TASK STATEMENT
Identify and reproduce every line holding the string "Contains".

# # # # #

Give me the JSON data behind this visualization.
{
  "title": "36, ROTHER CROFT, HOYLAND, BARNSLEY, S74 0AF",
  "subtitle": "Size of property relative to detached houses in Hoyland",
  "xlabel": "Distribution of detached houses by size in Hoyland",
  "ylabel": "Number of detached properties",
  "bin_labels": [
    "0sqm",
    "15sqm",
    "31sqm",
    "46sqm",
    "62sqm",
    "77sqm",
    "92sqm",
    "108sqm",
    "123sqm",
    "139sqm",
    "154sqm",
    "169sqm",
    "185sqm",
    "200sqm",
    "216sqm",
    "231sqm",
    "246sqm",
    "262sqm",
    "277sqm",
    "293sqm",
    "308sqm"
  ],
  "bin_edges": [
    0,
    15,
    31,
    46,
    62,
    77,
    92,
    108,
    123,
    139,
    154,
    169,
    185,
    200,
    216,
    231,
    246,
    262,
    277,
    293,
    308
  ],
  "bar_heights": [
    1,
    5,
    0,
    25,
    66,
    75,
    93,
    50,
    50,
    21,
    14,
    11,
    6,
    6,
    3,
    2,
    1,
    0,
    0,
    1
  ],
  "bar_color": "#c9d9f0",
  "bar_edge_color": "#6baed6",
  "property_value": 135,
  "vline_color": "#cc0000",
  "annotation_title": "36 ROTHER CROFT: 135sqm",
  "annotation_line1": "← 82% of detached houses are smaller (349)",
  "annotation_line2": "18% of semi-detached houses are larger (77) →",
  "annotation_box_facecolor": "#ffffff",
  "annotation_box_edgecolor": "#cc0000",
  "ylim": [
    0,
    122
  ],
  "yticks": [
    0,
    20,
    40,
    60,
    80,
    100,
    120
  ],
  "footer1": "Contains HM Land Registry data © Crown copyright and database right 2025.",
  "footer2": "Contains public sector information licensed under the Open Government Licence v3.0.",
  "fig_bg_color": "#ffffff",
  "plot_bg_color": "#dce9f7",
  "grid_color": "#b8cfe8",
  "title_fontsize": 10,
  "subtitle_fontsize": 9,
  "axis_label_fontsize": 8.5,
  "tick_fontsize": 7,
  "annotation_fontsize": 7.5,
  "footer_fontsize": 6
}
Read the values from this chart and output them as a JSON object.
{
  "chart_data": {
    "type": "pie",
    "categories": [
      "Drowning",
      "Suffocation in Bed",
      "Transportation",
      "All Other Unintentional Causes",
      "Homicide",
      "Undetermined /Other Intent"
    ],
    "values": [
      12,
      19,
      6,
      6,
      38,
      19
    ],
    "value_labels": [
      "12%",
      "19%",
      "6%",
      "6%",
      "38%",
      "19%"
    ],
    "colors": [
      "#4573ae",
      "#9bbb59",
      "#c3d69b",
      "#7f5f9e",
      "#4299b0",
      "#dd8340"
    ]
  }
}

# # # # #

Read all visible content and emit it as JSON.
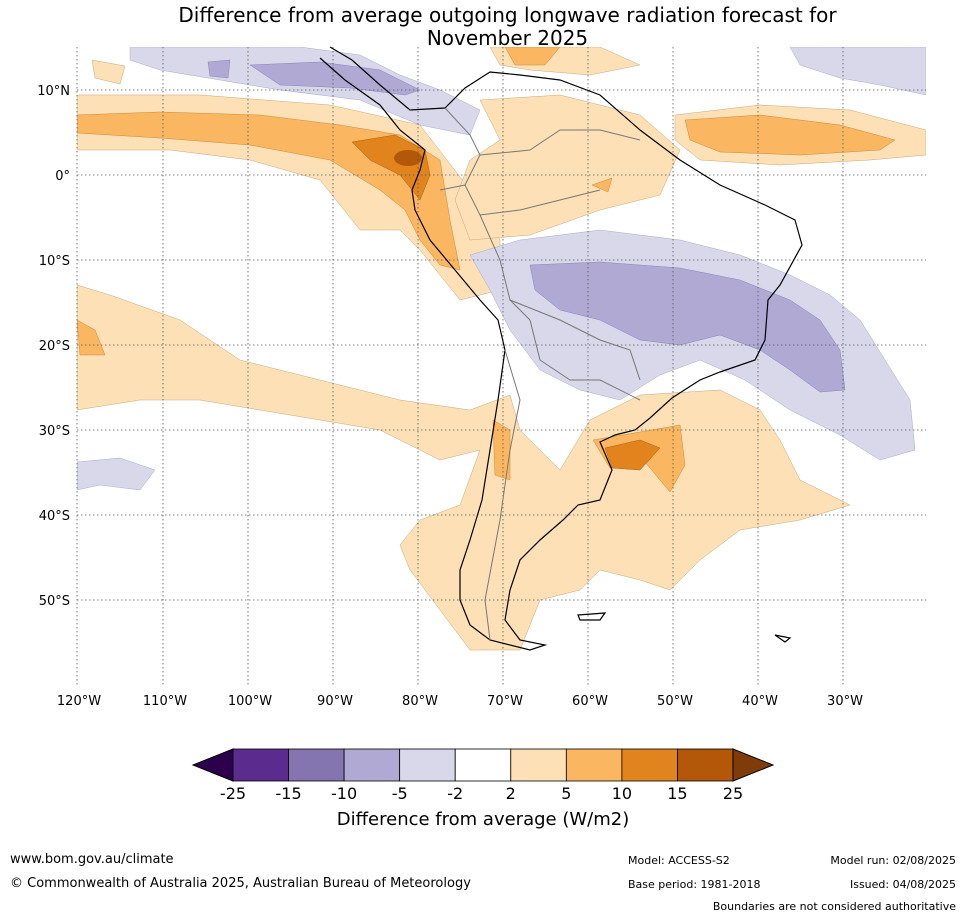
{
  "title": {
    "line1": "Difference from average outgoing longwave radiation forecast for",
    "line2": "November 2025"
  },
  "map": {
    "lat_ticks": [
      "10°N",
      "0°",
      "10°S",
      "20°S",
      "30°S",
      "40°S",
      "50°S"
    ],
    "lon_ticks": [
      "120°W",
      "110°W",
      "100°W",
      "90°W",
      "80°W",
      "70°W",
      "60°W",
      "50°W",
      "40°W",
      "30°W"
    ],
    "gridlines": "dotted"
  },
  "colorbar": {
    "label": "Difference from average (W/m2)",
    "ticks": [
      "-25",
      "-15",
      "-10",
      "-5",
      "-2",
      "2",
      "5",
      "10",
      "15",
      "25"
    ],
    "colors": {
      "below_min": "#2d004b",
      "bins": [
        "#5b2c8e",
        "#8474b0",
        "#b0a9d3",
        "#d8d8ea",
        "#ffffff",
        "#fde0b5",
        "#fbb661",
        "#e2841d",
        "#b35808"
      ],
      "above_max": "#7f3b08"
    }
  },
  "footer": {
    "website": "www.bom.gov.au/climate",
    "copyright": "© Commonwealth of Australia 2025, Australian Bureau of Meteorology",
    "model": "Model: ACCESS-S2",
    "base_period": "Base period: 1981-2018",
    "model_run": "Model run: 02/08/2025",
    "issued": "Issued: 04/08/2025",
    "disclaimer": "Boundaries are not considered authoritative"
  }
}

# # # # #

OUTPUT OF THE EXERCISE
  "footer1": "Contains HM Land Registry data © Crown copyright and database right 2025.",
  "footer2": "Contains public sector information licensed under the Open Government Licence v3.0.",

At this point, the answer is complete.